WORK REQUIRED:
Identify the lines that contain the word "name" and copy each one.

Figure record extracts:
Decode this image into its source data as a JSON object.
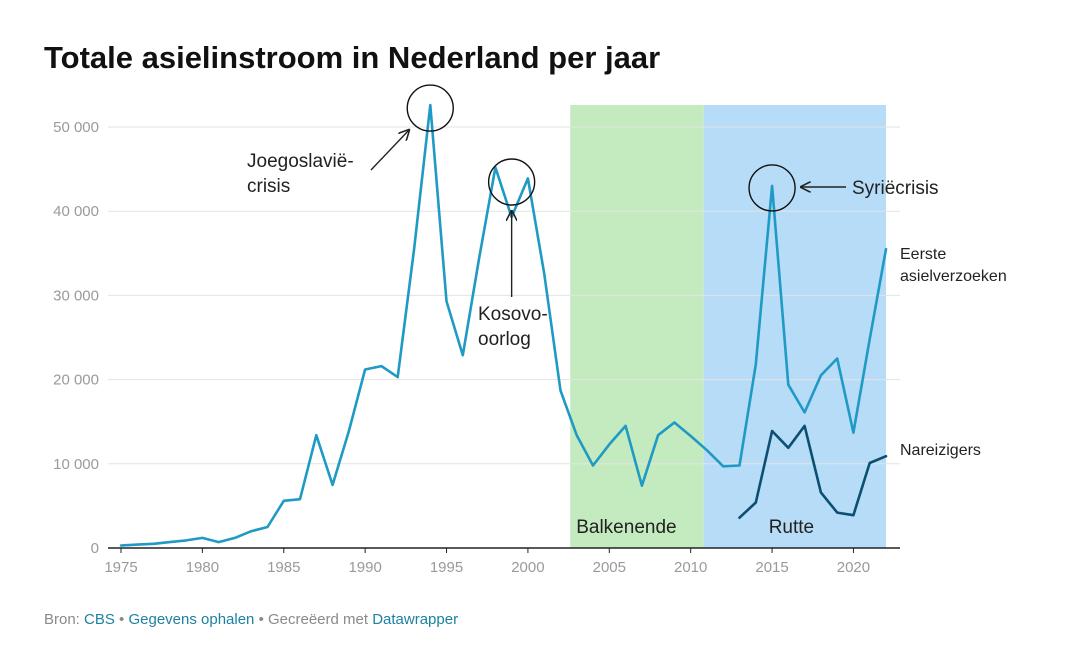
{
  "chart_data": {
    "type": "line",
    "title": "Totale asielinstroom in Nederland per jaar",
    "xlabel": "",
    "ylabel": "",
    "xlim": [
      1975,
      2022
    ],
    "ylim": [
      0,
      50000
    ],
    "x_ticks": [
      1975,
      1980,
      1985,
      1990,
      1995,
      2000,
      2005,
      2010,
      2015,
      2020
    ],
    "y_ticks": [
      0,
      10000,
      20000,
      30000,
      40000,
      50000
    ],
    "x_tick_labels": [
      "1975",
      "1980",
      "1985",
      "1990",
      "1995",
      "2000",
      "2005",
      "2010",
      "2015",
      "2020"
    ],
    "y_tick_labels": [
      "0",
      "10 000",
      "20 000",
      "30 000",
      "40 000",
      "50 000"
    ],
    "grid": "horizontal",
    "colors": {
      "eerste": "#1f9ac4",
      "nareizigers": "#0b4f72",
      "balkenende": "#c4ebbf",
      "rutte": "#b6dcf7",
      "axis": "#222222",
      "grid": "#e3e3e3"
    },
    "bands": [
      {
        "label": "Balkenende",
        "from": 2002.6,
        "to": 2010.8
      },
      {
        "label": "Rutte",
        "from": 2010.8,
        "to": 2022
      }
    ],
    "series": [
      {
        "name": "Eerste asielverzoeken",
        "label_lines": [
          "Eerste",
          "asielverzoeken"
        ],
        "x": [
          1975,
          1976,
          1977,
          1978,
          1979,
          1980,
          1981,
          1982,
          1983,
          1984,
          1985,
          1986,
          1987,
          1988,
          1989,
          1990,
          1991,
          1992,
          1993,
          1994,
          1995,
          1996,
          1997,
          1998,
          1999,
          2000,
          2001,
          2002,
          2003,
          2004,
          2005,
          2006,
          2007,
          2008,
          2009,
          2010,
          2011,
          2012,
          2013,
          2014,
          2015,
          2016,
          2017,
          2018,
          2019,
          2020,
          2021,
          2022
        ],
        "values": [
          300,
          400,
          500,
          700,
          900,
          1200,
          700,
          1200,
          2000,
          2500,
          5600,
          5800,
          13400,
          7500,
          13900,
          21200,
          21600,
          20300,
          35400,
          52600,
          29300,
          22900,
          34400,
          45200,
          39300,
          43900,
          32600,
          18700,
          13400,
          9800,
          12300,
          14500,
          7400,
          13400,
          14900,
          13300,
          11600,
          9700,
          9800,
          21800,
          43000,
          19400,
          16100,
          20500,
          22500,
          13700,
          24800,
          35500
        ]
      },
      {
        "name": "Nareizigers",
        "label_lines": [
          "Nareizigers"
        ],
        "x": [
          2013,
          2014,
          2015,
          2016,
          2017,
          2018,
          2019,
          2020,
          2021,
          2022
        ],
        "values": [
          3600,
          5400,
          13900,
          11900,
          14500,
          6600,
          4200,
          3900,
          10100,
          10900
        ]
      }
    ],
    "annotations": [
      {
        "lines": [
          "Joegoslavië-",
          "crisis"
        ],
        "year": 1994,
        "value": 52600
      },
      {
        "lines": [
          "Kosovo-",
          "oorlog"
        ],
        "year": 1999,
        "value": 40500
      },
      {
        "lines": [
          "Syriëcrisis"
        ],
        "year": 2015,
        "value": 43000
      }
    ]
  },
  "footer": {
    "source_prefix": "Bron: ",
    "source_link": "CBS",
    "sep1": " • ",
    "data_link": "Gegevens ophalen",
    "sep2": " • Gecreëerd met ",
    "dw_link": "Datawrapper"
  }
}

IN RESPONSE:
        "name": "Eerste asielverzoeken",
        "name": "Nareizigers",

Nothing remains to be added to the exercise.